Task objective: Identify each line below containing the string "Расходы" and copy it.

═══ Data lines

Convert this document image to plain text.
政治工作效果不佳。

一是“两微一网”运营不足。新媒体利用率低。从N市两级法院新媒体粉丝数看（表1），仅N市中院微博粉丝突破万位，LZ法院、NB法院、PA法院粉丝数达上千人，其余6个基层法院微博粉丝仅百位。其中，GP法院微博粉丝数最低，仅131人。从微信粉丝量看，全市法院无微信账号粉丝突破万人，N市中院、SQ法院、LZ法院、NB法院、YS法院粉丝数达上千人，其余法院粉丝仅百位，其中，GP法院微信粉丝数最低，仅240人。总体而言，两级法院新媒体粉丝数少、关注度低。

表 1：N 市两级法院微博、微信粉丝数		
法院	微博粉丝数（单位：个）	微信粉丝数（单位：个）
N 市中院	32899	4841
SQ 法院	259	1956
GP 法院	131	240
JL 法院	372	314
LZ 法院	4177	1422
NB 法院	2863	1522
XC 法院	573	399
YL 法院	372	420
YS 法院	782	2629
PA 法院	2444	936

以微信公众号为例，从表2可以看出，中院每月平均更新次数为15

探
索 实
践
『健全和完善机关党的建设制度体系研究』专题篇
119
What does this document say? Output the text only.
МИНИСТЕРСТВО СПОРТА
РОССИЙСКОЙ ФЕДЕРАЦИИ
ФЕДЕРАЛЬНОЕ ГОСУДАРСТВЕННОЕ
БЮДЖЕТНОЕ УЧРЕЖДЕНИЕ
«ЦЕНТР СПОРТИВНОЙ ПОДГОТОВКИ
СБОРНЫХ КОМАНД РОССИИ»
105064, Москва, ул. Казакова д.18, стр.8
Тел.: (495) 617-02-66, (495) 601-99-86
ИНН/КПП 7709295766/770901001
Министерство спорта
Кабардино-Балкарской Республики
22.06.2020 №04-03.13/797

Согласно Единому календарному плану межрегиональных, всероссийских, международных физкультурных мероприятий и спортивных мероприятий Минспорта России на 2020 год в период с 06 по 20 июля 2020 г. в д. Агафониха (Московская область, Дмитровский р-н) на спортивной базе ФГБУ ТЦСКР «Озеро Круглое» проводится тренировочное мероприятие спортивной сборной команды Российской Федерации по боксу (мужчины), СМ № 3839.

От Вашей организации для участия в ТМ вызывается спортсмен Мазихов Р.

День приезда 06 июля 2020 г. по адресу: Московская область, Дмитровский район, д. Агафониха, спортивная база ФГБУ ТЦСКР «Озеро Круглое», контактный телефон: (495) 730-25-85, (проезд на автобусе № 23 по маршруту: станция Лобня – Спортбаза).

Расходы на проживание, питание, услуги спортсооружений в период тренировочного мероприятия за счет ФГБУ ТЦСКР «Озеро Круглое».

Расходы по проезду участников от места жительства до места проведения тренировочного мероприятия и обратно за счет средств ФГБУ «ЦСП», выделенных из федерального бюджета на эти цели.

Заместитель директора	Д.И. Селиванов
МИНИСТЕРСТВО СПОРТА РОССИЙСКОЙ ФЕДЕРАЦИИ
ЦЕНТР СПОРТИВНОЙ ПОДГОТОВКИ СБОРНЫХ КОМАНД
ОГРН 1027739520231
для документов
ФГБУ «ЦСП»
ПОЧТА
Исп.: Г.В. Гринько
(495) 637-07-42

══════

Final result:
Расходы на проживание, питание, услуги спортсооружений в период тренировочного мероприятия за счет ФГБУ ТЦСКР «Озеро Круглое».
Расходы по проезду участников от места жительства до места проведения тренировочного мероприятия и обратно за счет средств ФГБУ «ЦСП», выделенных из федерального бюджета на эти цели.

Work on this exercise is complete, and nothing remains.